Given instruction — Both ends included, set down the lines from the line containing "Give me the" through the last line of the records below, without pictures.

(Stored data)
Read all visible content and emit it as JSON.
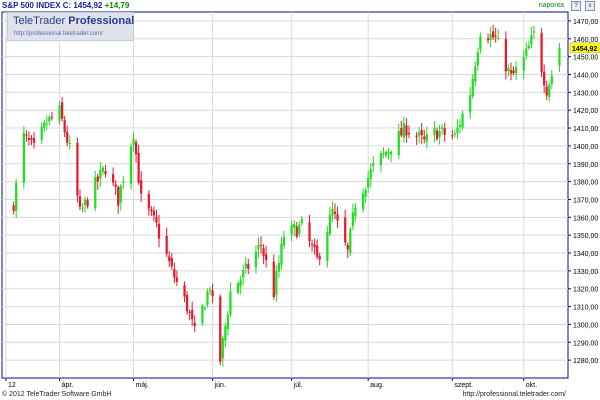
{
  "header": {
    "title": "S&P 500 INDEX C: 1454,92",
    "change": "+14,79",
    "period": "naponta",
    "buttons": [
      "?",
      "x"
    ]
  },
  "logo": {
    "brand": "TeleTrader",
    "pro": "Professional",
    "url": "http://professional.teletrader.com/"
  },
  "footer": {
    "copyright": "© 2012 TeleTrader Software GmbH",
    "link": "http://professional.teletrader.com/"
  },
  "colors": {
    "up": "#22dd22",
    "down": "#e8192c",
    "grid": "#d9d9d9",
    "axis": "#0a0a8c",
    "price_tag": "#ffff00"
  },
  "chart_data": {
    "type": "candlestick",
    "title": "S&P 500 INDEX",
    "last_price_label": "1454,92",
    "y_ticks": [
      "1280,00",
      "1290,00",
      "1300,00",
      "1310,00",
      "1320,00",
      "1330,00",
      "1340,00",
      "1350,00",
      "1360,00",
      "1370,00",
      "1380,00",
      "1390,00",
      "1400,00",
      "1410,00",
      "1420,00",
      "1430,00",
      "1440,00",
      "1450,00",
      "1460,00",
      "1470,00"
    ],
    "ylim": [
      1270,
      1475
    ],
    "x_ticks": [
      "12",
      "ápr.",
      "máj.",
      "jún.",
      "júl.",
      "aug.",
      "szept.",
      "okt."
    ],
    "grid": true,
    "series": [
      {
        "date": "2012-03-15",
        "value": 1368
      },
      {
        "date": "2012-03-19",
        "value": 1405
      },
      {
        "date": "2012-03-23",
        "value": 1398
      },
      {
        "date": "2012-03-28",
        "value": 1413
      },
      {
        "date": "2012-04-02",
        "value": 1419
      },
      {
        "date": "2012-04-06",
        "value": 1398
      },
      {
        "date": "2012-04-10",
        "value": 1362
      },
      {
        "date": "2012-04-16",
        "value": 1378
      },
      {
        "date": "2012-04-20",
        "value": 1388
      },
      {
        "date": "2012-04-25",
        "value": 1370
      },
      {
        "date": "2012-05-01",
        "value": 1408
      },
      {
        "date": "2012-05-04",
        "value": 1370
      },
      {
        "date": "2012-05-10",
        "value": 1355
      },
      {
        "date": "2012-05-16",
        "value": 1330
      },
      {
        "date": "2012-05-22",
        "value": 1310
      },
      {
        "date": "2012-05-25",
        "value": 1295
      },
      {
        "date": "2012-05-31",
        "value": 1322
      },
      {
        "date": "2012-06-04",
        "value": 1280
      },
      {
        "date": "2012-06-08",
        "value": 1318
      },
      {
        "date": "2012-06-14",
        "value": 1330
      },
      {
        "date": "2012-06-20",
        "value": 1345
      },
      {
        "date": "2012-06-25",
        "value": 1318
      },
      {
        "date": "2012-06-29",
        "value": 1350
      },
      {
        "date": "2012-07-06",
        "value": 1355
      },
      {
        "date": "2012-07-12",
        "value": 1336
      },
      {
        "date": "2012-07-18",
        "value": 1363
      },
      {
        "date": "2012-07-24",
        "value": 1340
      },
      {
        "date": "2012-07-27",
        "value": 1368
      },
      {
        "date": "2012-08-03",
        "value": 1388
      },
      {
        "date": "2012-08-10",
        "value": 1400
      },
      {
        "date": "2012-08-16",
        "value": 1410
      },
      {
        "date": "2012-08-23",
        "value": 1402
      },
      {
        "date": "2012-08-28",
        "value": 1408
      },
      {
        "date": "2012-09-04",
        "value": 1405
      },
      {
        "date": "2012-09-10",
        "value": 1430
      },
      {
        "date": "2012-09-14",
        "value": 1465
      },
      {
        "date": "2012-09-20",
        "value": 1460
      },
      {
        "date": "2012-09-26",
        "value": 1438
      },
      {
        "date": "2012-10-01",
        "value": 1448
      },
      {
        "date": "2012-10-05",
        "value": 1462
      },
      {
        "date": "2012-10-10",
        "value": 1432
      },
      {
        "date": "2012-10-12",
        "value": 1440
      },
      {
        "date": "2012-10-15",
        "value": 1454.92
      }
    ]
  }
}
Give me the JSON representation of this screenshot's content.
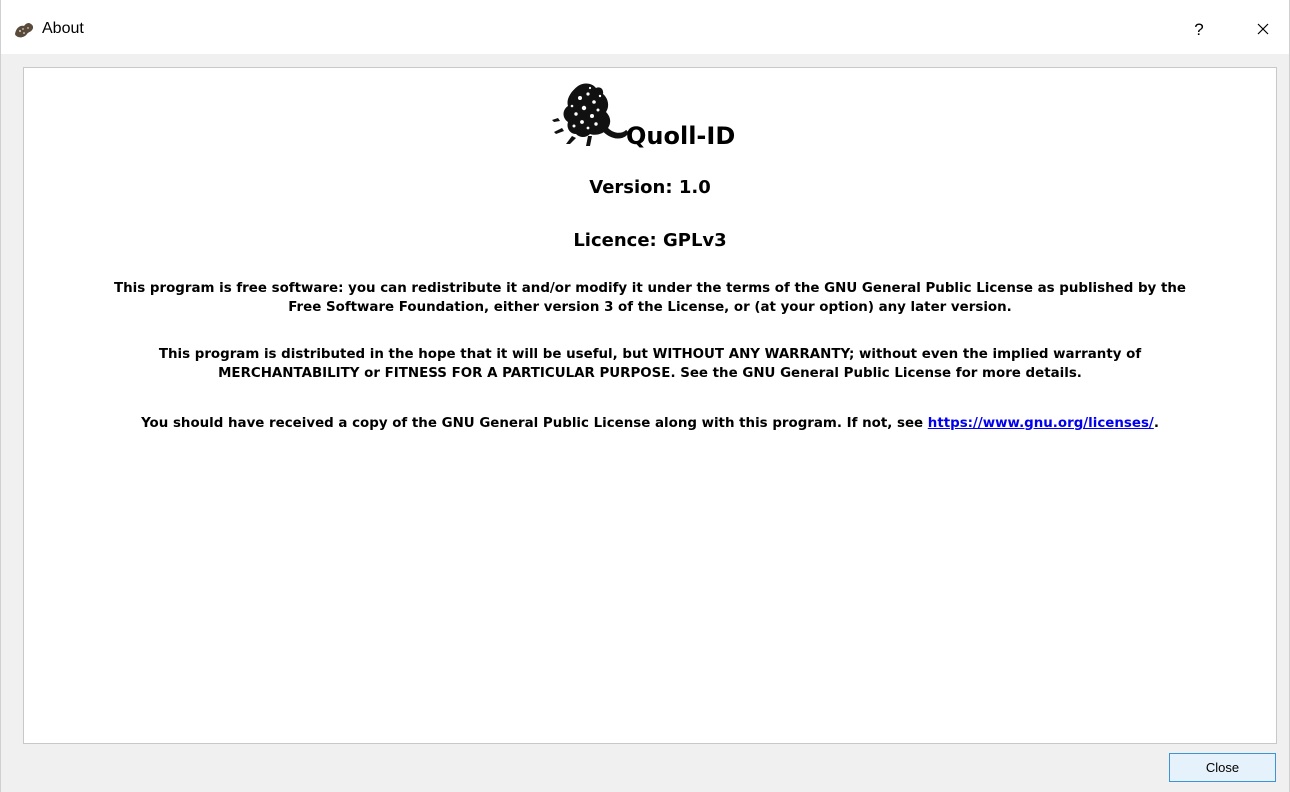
{
  "window": {
    "title": "About",
    "help_label": "?",
    "close_icon": "close-icon"
  },
  "about": {
    "app_name": "Quoll-ID",
    "version": "Version: 1.0",
    "licence": "Licence: GPLv3",
    "para1_line1": "This program is free software: you can redistribute it and/or modify it under the terms of the GNU General Public License as published by the",
    "para1_line2": "Free Software Foundation, either version 3 of the License, or (at your option) any later version.",
    "para2_line1": "This program is distributed in the hope that it will be useful, but WITHOUT ANY WARRANTY; without even the implied warranty of",
    "para2_line2": "MERCHANTABILITY or FITNESS FOR A PARTICULAR PURPOSE. See the GNU General Public License for more details.",
    "para3_prefix": "You should have received a copy of the GNU General Public License along with this program. If not, see ",
    "para3_link": "https://www.gnu.org/licenses/",
    "para3_suffix": "."
  },
  "footer": {
    "close_label": "Close"
  },
  "colors": {
    "link": "#0000ee",
    "button_bg": "#e5f1fb",
    "button_border": "#3c95d6"
  }
}
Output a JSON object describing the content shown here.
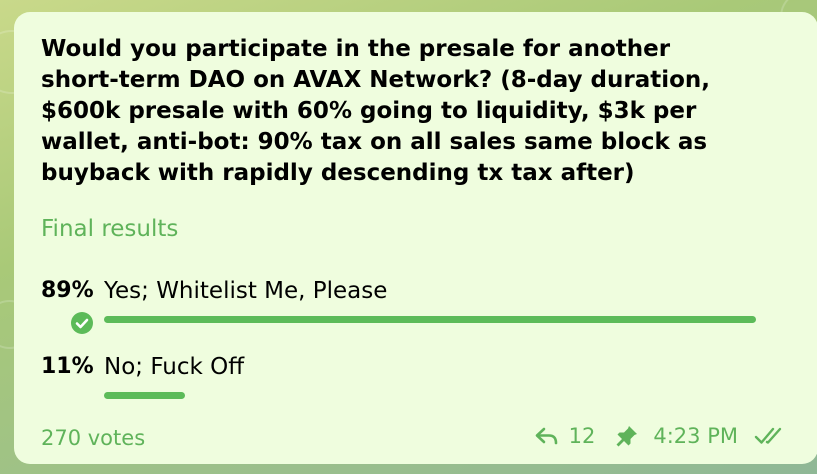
{
  "message": {
    "question": "Would you participate in the presale for another short-term DAO on AVAX Network? (8-day duration, $600k presale with 60% going to liquidity, $3k per wallet, anti-bot: 90% tax on all sales same block as buyback with rapidly descending tx tax after)",
    "poll_type": "Final results",
    "options": [
      {
        "percent": "89%",
        "label": "Yes; Whitelist Me, Please",
        "share": 0.89,
        "chosen": true
      },
      {
        "percent": "11%",
        "label": "No; Fuck Off",
        "share": 0.11,
        "chosen": false
      }
    ],
    "votes": "270 votes",
    "forward_count": "12",
    "time": "4:23 PM",
    "icons": {
      "forward": "forward-icon",
      "pin": "pin-icon",
      "read": "double-check-icon",
      "chosen": "check-circle-icon"
    },
    "colors": {
      "bubble": "#effdde",
      "accent": "#5cbb59",
      "meta_text": "#5fb35a"
    }
  }
}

Written reply —
Give me the JSON representation of this screenshot's content.
{
  "window": {
    "title": "About",
    "help_label": "?",
    "close_icon": "close-icon"
  },
  "about": {
    "app_name": "Quoll-ID",
    "version": "Version: 1.0",
    "licence": "Licence: GPLv3",
    "para1_line1": "This program is free software: you can redistribute it and/or modify it under the terms of the GNU General Public License as published by the",
    "para1_line2": "Free Software Foundation, either version 3 of the License, or (at your option) any later version.",
    "para2_line1": "This program is distributed in the hope that it will be useful, but WITHOUT ANY WARRANTY; without even the implied warranty of",
    "para2_line2": "MERCHANTABILITY or FITNESS FOR A PARTICULAR PURPOSE. See the GNU General Public License for more details.",
    "para3_prefix": "You should have received a copy of the GNU General Public License along with this program. If not, see ",
    "para3_link": "https://www.gnu.org/licenses/",
    "para3_suffix": "."
  },
  "footer": {
    "close_label": "Close"
  },
  "colors": {
    "link": "#0000ee",
    "button_bg": "#e5f1fb",
    "button_border": "#3c95d6"
  }
}
Output a JSON object describing the content shown here.
{
  "message": {
    "question": "Would you participate in the presale for another short-term DAO on AVAX Network? (8-day duration, $600k presale with 60% going to liquidity, $3k per wallet, anti-bot: 90% tax on all sales same block as buyback with rapidly descending tx tax after)",
    "poll_type": "Final results",
    "options": [
      {
        "percent": "89%",
        "label": "Yes; Whitelist Me, Please",
        "share": 0.89,
        "chosen": true
      },
      {
        "percent": "11%",
        "label": "No; Fuck Off",
        "share": 0.11,
        "chosen": false
      }
    ],
    "votes": "270 votes",
    "forward_count": "12",
    "time": "4:23 PM",
    "icons": {
      "forward": "forward-icon",
      "pin": "pin-icon",
      "read": "double-check-icon",
      "chosen": "check-circle-icon"
    },
    "colors": {
      "bubble": "#effdde",
      "accent": "#5cbb59",
      "meta_text": "#5fb35a"
    }
  }
}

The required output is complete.